** TO BE DONE **
Locate the string "Derotator" throughout the material and copy every line in which it occurs.

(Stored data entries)
##############################
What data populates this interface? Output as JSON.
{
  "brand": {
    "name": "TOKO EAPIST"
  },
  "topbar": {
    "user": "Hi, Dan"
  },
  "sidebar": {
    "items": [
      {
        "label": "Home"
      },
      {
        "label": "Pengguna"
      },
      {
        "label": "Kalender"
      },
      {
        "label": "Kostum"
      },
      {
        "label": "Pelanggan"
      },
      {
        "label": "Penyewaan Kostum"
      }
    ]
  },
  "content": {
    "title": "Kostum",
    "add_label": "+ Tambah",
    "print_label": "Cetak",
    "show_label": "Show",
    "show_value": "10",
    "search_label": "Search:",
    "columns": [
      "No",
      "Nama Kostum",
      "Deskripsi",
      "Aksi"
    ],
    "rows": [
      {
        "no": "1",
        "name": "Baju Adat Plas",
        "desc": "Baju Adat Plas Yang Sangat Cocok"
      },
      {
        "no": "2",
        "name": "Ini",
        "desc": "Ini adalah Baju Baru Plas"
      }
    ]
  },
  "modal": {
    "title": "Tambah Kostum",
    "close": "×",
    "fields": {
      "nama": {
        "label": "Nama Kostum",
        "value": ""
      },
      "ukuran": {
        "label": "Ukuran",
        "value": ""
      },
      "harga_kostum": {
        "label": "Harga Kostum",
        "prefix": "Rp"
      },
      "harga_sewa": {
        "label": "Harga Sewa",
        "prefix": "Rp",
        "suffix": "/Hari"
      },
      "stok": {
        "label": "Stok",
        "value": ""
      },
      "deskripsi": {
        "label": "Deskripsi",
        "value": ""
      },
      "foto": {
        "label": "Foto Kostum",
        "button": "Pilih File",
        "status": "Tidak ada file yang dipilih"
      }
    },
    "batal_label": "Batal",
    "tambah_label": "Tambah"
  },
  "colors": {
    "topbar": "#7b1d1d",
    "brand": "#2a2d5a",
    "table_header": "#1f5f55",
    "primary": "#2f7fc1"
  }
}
##############################
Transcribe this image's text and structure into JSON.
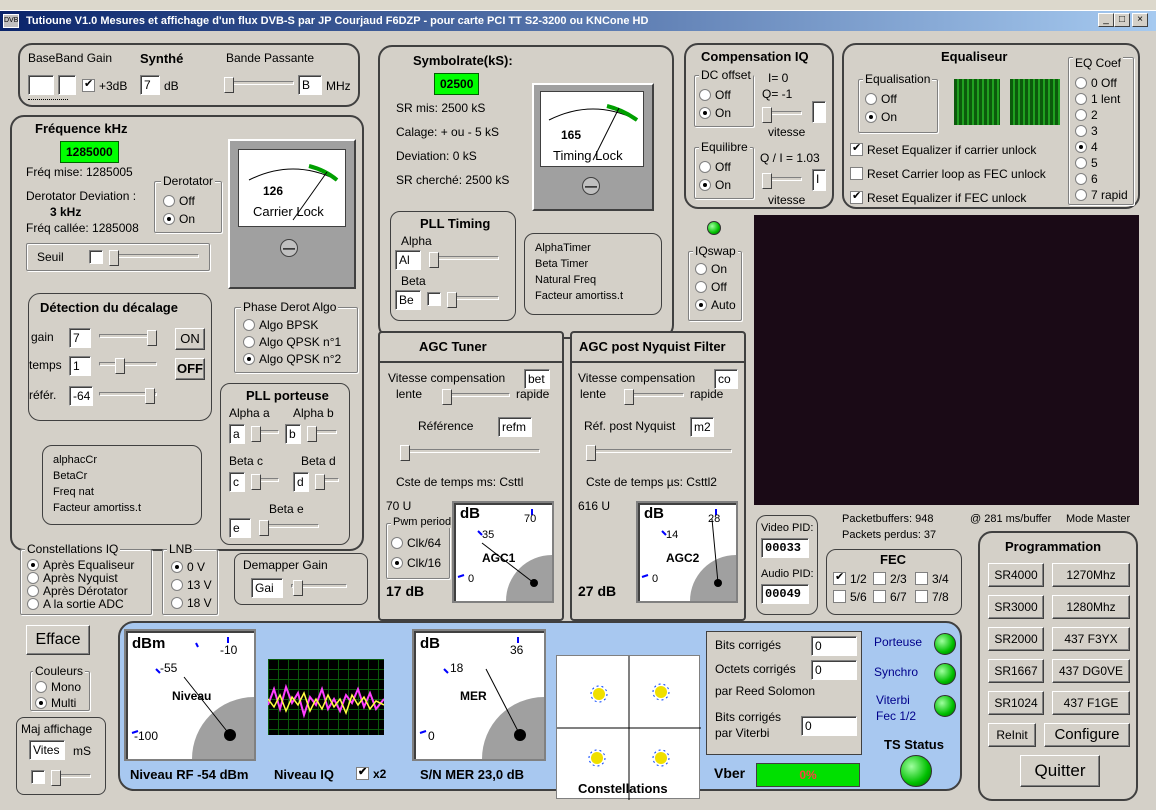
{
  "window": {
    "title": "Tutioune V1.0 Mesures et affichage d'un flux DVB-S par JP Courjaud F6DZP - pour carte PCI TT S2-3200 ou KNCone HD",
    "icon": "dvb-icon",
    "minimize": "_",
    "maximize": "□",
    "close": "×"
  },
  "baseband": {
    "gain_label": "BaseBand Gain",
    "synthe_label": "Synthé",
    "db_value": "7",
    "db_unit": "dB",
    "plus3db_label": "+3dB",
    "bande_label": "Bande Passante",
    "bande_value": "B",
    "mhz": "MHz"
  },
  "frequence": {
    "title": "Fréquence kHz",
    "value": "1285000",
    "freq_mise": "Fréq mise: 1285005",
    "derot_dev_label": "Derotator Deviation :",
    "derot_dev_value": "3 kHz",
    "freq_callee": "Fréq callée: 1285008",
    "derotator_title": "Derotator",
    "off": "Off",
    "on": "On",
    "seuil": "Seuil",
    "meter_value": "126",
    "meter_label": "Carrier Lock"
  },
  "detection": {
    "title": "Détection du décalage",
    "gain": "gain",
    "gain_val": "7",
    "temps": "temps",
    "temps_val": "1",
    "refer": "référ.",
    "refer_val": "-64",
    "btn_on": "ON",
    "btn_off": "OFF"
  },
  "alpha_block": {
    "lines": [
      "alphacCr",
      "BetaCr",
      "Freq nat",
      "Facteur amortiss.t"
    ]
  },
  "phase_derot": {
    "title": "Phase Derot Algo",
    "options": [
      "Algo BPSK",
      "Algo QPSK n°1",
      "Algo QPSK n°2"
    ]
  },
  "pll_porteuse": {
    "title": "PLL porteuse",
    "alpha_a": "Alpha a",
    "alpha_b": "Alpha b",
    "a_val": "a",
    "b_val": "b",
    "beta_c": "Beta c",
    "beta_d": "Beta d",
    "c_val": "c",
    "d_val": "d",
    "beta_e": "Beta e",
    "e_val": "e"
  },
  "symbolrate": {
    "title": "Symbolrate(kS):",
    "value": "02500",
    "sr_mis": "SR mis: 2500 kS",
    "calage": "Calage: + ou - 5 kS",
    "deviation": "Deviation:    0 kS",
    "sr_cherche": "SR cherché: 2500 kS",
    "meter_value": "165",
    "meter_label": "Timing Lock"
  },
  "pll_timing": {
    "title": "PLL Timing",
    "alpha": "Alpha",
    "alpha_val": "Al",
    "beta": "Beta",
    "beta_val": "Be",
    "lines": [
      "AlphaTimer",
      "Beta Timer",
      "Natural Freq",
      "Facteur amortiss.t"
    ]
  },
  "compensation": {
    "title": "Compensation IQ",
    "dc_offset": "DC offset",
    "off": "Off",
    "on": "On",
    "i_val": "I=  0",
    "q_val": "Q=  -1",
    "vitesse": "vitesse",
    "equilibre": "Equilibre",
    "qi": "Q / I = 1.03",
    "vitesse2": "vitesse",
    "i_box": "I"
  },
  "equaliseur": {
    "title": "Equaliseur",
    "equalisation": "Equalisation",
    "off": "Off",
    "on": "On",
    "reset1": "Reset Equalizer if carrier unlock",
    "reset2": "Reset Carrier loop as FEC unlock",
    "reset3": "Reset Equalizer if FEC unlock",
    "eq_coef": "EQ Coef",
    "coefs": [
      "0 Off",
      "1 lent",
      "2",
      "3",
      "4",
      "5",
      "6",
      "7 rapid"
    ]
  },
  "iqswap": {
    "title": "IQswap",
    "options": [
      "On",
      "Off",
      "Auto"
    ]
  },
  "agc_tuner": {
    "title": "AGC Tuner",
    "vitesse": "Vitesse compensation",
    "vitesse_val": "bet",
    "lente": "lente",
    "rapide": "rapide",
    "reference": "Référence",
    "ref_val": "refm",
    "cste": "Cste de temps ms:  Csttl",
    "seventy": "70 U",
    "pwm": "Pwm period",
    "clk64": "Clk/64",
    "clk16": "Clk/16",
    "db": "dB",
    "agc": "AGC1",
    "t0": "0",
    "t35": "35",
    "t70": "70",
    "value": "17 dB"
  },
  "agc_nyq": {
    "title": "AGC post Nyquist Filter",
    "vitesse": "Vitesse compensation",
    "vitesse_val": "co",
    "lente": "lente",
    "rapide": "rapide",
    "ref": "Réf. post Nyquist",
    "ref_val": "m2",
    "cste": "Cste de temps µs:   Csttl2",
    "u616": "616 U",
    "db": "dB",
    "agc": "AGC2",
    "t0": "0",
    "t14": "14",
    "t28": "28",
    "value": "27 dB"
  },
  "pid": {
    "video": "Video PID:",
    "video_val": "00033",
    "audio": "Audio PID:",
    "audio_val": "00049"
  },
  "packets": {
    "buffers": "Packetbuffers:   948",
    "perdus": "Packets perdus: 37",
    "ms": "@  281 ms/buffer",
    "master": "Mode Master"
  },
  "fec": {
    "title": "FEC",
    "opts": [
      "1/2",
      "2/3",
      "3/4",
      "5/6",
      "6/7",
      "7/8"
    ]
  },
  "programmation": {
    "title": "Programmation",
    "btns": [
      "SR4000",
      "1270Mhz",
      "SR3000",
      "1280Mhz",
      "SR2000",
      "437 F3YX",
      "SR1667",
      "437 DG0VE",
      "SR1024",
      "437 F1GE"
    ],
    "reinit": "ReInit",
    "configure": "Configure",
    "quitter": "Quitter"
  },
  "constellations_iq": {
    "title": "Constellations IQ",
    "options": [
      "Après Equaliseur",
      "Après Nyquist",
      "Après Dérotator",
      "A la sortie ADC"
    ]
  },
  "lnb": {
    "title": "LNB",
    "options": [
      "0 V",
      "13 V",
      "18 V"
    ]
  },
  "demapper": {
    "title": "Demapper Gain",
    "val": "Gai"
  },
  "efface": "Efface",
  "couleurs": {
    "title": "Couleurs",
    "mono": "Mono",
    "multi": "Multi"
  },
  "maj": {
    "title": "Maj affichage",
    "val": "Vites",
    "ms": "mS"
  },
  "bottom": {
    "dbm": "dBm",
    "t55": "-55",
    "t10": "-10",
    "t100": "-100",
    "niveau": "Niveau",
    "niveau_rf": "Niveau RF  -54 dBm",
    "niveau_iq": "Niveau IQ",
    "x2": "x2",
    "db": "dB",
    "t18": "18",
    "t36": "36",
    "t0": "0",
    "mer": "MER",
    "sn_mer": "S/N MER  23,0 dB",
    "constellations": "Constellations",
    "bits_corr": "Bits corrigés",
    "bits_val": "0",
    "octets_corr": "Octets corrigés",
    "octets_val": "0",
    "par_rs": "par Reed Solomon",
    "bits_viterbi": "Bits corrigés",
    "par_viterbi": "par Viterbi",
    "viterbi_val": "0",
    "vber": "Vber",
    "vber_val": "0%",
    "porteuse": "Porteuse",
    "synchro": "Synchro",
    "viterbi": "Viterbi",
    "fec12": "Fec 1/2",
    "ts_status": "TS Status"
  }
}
##############################
** OUTPUT BELOW **
    "derot_dev_label": "Derotator Deviation :",
    "derotator_title": "Derotator",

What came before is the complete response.